Begin Data to process

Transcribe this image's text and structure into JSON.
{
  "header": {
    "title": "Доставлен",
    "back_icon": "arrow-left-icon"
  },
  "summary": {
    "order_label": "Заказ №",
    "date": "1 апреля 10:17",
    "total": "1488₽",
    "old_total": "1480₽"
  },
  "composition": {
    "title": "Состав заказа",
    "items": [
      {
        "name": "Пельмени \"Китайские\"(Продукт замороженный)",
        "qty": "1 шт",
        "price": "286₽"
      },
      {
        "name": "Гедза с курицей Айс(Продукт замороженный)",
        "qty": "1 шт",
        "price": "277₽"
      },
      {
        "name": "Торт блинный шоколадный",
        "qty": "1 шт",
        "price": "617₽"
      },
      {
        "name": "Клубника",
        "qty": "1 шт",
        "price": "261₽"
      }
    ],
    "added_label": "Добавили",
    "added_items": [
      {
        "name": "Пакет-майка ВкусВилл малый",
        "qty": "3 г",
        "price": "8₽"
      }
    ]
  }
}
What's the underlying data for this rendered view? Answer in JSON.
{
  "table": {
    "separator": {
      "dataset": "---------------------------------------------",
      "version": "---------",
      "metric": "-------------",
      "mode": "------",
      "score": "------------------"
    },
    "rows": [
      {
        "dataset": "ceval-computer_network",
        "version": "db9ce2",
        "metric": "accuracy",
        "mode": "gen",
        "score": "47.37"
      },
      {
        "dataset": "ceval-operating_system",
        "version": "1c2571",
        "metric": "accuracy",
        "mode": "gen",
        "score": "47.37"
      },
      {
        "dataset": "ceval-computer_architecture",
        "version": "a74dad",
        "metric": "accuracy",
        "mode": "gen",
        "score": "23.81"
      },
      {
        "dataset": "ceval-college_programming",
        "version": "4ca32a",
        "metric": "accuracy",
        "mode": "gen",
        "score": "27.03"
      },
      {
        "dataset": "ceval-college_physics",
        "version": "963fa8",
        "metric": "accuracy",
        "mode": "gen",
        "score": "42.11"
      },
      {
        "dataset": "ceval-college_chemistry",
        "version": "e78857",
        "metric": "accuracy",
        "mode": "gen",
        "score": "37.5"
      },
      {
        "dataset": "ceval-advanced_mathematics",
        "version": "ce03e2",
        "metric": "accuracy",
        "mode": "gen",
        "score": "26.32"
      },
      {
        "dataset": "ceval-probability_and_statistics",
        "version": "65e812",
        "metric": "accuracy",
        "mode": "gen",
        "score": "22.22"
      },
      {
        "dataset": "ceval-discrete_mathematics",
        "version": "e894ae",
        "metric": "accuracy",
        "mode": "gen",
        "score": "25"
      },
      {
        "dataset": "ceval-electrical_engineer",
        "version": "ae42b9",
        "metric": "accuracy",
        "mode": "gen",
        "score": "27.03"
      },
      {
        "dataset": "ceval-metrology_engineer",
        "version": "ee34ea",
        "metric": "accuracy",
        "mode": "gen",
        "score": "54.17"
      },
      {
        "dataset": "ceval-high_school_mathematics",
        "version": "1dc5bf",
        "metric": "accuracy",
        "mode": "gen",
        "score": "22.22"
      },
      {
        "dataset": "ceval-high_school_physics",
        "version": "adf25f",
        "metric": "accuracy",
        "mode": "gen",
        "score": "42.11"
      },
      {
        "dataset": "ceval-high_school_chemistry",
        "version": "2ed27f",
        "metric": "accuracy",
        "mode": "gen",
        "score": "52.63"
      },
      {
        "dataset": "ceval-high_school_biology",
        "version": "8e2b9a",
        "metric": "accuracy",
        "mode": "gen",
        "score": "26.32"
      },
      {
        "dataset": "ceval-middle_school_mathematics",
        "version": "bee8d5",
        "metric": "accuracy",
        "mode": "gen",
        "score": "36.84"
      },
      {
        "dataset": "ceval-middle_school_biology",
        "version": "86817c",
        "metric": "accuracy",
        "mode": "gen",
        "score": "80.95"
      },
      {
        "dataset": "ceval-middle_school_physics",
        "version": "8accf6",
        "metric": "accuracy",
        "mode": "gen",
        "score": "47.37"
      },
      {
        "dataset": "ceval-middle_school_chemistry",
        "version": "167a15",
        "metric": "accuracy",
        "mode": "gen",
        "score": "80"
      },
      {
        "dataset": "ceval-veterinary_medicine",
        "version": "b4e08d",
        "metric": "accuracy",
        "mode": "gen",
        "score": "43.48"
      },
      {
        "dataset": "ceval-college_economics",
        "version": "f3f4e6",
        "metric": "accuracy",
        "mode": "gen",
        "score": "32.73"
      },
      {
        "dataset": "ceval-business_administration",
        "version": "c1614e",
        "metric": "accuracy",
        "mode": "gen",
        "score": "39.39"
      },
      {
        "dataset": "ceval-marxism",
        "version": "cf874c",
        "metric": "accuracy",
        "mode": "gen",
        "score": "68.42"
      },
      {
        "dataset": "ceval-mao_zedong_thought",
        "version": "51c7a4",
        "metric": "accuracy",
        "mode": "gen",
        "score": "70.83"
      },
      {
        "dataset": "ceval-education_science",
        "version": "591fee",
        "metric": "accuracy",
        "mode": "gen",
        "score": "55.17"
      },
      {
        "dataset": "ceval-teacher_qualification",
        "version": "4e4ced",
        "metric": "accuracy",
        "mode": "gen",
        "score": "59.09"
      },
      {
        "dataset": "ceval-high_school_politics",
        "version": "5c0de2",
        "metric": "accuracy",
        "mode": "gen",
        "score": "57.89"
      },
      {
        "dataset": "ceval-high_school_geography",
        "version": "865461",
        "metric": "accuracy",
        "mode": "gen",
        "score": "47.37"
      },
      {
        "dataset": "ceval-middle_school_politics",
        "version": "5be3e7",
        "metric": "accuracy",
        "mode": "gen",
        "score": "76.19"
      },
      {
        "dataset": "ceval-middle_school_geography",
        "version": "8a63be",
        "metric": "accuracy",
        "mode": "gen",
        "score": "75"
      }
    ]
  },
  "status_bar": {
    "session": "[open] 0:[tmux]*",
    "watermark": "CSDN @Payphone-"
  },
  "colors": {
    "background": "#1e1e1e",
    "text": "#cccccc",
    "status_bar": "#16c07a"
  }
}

End Data to process
Begin Data to process

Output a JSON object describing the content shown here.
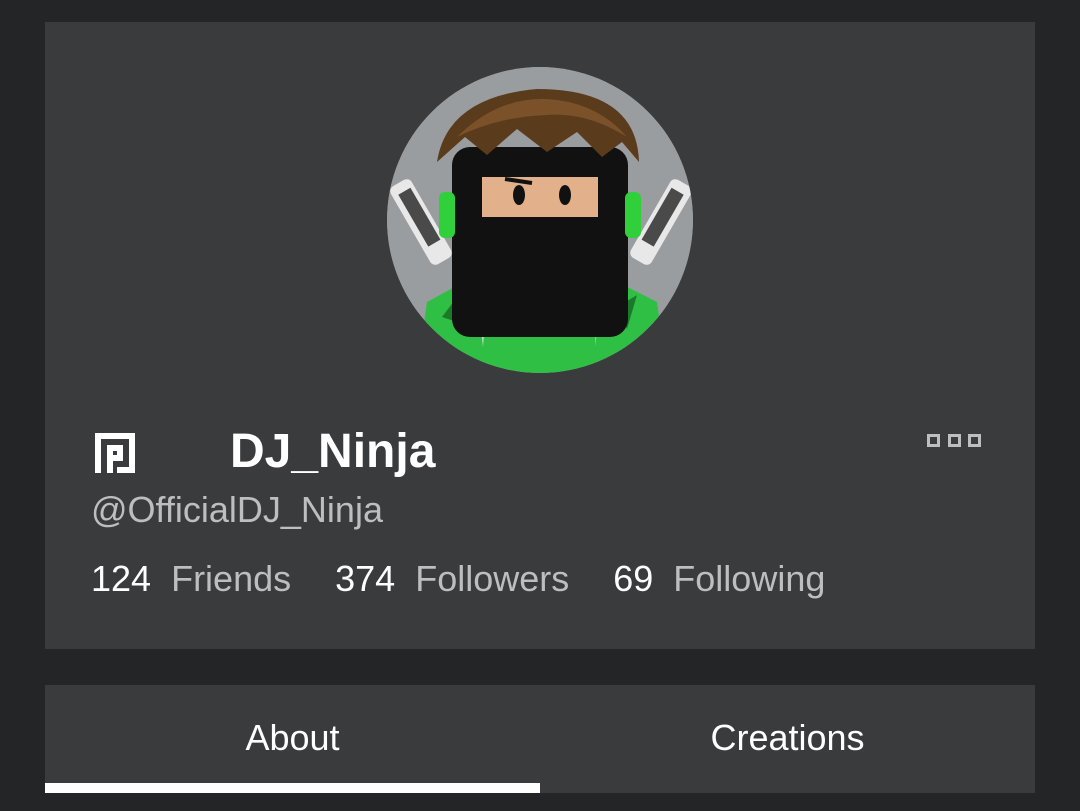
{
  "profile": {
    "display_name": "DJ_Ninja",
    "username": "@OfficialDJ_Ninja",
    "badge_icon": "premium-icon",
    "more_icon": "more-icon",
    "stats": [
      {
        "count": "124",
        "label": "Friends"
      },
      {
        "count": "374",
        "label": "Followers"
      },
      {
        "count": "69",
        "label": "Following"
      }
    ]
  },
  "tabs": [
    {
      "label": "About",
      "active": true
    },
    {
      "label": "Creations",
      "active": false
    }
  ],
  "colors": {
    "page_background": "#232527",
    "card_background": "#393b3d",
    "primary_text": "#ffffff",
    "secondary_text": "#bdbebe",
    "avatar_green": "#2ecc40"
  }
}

End Data to process

◆ Stated problem
From the data above, copy each line that has the string "title".

◆ The output
    "title": "Доставлен",
    "title": "Состав заказа",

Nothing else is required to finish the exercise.